### Stated problem
Repeat the rows word for word, starting with the very first line and ending after the line that has "7, 1135, 57]". Include both of those lines.

** Begin Material to process **

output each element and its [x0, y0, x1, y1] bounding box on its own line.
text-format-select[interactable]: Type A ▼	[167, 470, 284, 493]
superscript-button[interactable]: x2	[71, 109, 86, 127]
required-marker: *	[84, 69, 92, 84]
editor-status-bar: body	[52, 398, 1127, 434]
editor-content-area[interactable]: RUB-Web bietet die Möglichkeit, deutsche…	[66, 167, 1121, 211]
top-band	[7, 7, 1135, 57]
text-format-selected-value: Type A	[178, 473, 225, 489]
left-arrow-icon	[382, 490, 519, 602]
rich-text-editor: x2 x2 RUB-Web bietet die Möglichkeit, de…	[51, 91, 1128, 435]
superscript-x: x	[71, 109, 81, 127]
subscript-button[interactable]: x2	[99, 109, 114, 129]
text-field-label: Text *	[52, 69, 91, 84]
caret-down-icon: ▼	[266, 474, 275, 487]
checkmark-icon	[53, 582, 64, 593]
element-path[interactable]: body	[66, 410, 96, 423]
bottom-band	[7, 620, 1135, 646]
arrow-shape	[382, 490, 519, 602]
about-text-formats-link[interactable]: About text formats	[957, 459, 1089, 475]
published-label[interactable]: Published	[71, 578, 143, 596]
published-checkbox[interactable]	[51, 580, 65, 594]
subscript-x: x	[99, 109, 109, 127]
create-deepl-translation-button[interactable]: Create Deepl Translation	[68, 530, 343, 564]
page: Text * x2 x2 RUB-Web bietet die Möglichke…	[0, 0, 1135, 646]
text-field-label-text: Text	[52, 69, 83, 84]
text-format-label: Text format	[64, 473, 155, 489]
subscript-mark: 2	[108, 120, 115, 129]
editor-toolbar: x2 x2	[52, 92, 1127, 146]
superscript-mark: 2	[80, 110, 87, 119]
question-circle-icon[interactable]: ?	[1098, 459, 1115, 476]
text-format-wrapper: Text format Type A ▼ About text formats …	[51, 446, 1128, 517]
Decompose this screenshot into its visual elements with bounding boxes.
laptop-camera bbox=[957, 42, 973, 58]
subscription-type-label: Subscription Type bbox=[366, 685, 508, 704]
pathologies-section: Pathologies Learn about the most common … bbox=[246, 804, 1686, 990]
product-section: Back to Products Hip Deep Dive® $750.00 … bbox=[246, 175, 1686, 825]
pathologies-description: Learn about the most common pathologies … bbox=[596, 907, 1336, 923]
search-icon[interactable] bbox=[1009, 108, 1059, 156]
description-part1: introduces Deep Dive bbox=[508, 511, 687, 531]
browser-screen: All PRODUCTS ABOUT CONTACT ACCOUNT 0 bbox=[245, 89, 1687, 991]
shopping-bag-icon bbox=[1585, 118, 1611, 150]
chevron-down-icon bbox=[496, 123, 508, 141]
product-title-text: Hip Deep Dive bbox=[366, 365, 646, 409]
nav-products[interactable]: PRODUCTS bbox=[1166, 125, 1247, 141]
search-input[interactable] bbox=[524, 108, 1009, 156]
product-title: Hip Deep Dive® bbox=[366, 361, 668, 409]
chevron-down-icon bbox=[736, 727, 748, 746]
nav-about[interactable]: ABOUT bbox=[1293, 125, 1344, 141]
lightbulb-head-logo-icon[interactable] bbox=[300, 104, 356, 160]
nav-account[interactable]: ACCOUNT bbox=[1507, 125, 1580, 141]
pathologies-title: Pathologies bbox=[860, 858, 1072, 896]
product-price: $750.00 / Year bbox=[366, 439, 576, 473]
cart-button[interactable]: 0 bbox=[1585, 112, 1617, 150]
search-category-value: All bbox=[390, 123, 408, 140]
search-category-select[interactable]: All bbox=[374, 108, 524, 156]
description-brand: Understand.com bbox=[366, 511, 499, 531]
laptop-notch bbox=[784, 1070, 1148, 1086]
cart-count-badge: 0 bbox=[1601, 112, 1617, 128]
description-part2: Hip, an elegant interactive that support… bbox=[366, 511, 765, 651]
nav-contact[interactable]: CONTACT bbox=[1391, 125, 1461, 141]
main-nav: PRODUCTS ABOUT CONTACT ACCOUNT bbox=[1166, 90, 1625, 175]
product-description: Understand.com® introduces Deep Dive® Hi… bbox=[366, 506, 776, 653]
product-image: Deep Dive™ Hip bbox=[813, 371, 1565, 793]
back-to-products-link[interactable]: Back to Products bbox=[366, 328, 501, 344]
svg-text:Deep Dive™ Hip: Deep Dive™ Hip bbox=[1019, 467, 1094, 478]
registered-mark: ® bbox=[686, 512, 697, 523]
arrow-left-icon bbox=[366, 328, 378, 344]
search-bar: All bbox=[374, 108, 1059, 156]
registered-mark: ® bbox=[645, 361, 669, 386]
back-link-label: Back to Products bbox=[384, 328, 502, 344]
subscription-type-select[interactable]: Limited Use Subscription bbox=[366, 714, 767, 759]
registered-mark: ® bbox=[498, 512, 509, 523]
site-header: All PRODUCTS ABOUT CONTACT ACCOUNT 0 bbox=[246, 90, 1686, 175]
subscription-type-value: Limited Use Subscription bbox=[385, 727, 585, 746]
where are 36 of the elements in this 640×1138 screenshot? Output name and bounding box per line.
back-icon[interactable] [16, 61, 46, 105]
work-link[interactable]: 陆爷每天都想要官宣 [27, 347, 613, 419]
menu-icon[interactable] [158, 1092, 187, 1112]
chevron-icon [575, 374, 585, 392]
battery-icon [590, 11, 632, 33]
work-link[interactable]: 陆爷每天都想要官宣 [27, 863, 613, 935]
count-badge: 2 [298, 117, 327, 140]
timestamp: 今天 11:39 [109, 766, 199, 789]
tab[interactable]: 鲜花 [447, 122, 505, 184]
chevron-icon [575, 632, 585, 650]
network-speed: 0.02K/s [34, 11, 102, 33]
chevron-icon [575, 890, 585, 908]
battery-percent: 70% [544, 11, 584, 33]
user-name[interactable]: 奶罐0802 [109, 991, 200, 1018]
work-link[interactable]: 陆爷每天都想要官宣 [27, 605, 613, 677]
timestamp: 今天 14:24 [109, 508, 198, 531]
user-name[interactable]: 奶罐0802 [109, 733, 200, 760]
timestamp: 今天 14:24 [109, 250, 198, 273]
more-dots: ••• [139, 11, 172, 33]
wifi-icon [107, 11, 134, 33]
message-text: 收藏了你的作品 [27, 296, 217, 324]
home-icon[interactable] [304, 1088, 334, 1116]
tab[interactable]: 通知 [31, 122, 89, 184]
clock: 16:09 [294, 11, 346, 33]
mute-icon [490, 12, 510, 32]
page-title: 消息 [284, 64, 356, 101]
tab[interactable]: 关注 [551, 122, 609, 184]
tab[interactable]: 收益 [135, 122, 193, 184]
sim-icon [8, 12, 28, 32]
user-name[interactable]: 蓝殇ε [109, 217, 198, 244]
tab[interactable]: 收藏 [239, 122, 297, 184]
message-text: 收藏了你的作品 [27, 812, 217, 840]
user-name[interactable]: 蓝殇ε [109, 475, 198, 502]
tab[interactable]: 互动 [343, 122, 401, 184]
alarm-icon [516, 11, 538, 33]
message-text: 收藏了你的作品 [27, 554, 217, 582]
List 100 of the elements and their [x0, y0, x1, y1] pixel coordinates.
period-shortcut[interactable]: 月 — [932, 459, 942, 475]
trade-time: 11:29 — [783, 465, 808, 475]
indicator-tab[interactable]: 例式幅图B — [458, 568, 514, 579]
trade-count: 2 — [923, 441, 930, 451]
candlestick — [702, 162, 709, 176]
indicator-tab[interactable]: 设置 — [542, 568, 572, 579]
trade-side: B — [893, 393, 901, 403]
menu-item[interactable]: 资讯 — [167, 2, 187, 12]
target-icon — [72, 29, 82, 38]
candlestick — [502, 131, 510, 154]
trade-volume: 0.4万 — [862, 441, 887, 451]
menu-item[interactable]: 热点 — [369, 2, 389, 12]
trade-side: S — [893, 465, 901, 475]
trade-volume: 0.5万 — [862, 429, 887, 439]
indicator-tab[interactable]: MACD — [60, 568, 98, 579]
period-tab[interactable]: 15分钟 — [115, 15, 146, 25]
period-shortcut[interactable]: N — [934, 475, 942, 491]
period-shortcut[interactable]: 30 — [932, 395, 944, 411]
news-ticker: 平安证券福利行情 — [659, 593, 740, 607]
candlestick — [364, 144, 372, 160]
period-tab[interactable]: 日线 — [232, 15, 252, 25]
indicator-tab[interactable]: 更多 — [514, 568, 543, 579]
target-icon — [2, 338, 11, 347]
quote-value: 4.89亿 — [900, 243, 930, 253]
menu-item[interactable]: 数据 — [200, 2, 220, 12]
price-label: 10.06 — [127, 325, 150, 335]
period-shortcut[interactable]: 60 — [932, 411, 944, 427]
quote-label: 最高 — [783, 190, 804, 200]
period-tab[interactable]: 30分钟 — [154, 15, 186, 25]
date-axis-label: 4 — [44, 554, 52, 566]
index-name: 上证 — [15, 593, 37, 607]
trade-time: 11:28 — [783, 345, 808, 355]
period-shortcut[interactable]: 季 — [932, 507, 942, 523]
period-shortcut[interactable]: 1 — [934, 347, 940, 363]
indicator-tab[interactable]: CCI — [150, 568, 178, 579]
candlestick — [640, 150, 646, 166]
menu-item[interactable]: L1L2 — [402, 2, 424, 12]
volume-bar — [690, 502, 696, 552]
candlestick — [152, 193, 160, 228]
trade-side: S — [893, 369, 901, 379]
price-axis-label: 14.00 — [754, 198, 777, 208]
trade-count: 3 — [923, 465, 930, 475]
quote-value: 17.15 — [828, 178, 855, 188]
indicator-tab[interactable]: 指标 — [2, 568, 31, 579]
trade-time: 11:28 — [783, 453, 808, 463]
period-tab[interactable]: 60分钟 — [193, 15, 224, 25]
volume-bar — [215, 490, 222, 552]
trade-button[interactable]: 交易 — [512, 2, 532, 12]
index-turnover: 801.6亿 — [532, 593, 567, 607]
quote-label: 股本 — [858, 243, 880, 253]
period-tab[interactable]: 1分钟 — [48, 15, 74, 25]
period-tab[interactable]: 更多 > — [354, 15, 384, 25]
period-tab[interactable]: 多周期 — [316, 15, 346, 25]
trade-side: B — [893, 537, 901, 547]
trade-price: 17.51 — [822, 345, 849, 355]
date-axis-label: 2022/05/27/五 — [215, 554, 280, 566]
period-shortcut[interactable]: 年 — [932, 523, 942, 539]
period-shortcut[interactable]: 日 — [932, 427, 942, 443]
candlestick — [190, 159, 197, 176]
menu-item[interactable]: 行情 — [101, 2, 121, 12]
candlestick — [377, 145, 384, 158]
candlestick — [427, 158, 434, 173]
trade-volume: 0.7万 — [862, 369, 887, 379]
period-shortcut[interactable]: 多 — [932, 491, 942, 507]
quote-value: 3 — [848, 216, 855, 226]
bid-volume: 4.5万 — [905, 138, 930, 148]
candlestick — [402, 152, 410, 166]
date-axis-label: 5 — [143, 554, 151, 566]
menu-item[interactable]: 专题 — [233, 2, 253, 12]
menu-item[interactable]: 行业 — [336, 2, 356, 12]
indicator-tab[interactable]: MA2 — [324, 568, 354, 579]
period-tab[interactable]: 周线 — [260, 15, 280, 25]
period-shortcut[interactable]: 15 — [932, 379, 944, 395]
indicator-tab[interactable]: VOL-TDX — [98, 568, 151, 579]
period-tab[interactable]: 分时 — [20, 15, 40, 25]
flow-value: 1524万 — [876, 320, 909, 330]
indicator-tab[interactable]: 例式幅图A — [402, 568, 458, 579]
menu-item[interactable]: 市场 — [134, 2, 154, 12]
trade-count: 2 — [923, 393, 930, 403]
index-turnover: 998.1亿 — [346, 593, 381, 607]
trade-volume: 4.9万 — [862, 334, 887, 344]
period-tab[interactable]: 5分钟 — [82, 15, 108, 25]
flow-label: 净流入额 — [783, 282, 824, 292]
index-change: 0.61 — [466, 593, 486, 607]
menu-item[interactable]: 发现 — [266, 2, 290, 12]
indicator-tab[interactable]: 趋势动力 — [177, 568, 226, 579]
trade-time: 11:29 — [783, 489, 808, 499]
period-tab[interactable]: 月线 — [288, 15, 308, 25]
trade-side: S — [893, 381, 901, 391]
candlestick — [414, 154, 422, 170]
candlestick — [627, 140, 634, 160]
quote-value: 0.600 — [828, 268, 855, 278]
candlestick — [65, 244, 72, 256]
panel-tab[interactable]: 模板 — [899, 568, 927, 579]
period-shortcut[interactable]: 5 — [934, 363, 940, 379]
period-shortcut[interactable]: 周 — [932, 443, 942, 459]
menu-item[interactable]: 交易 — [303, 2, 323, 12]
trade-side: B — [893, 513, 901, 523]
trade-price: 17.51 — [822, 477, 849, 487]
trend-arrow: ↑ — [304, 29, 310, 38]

** End Material to process **

### Task response
output each element and its [x0, y0, x1, y1] bounding box on its own line.
text-format-select[interactable]: Type A ▼	[167, 470, 284, 493]
superscript-button[interactable]: x2	[71, 109, 86, 127]
required-marker: *	[84, 69, 92, 84]
editor-status-bar: body	[52, 398, 1127, 434]
editor-content-area[interactable]: RUB-Web bietet die Möglichkeit, deutsche…	[66, 167, 1121, 211]
top-band	[7, 7, 1135, 57]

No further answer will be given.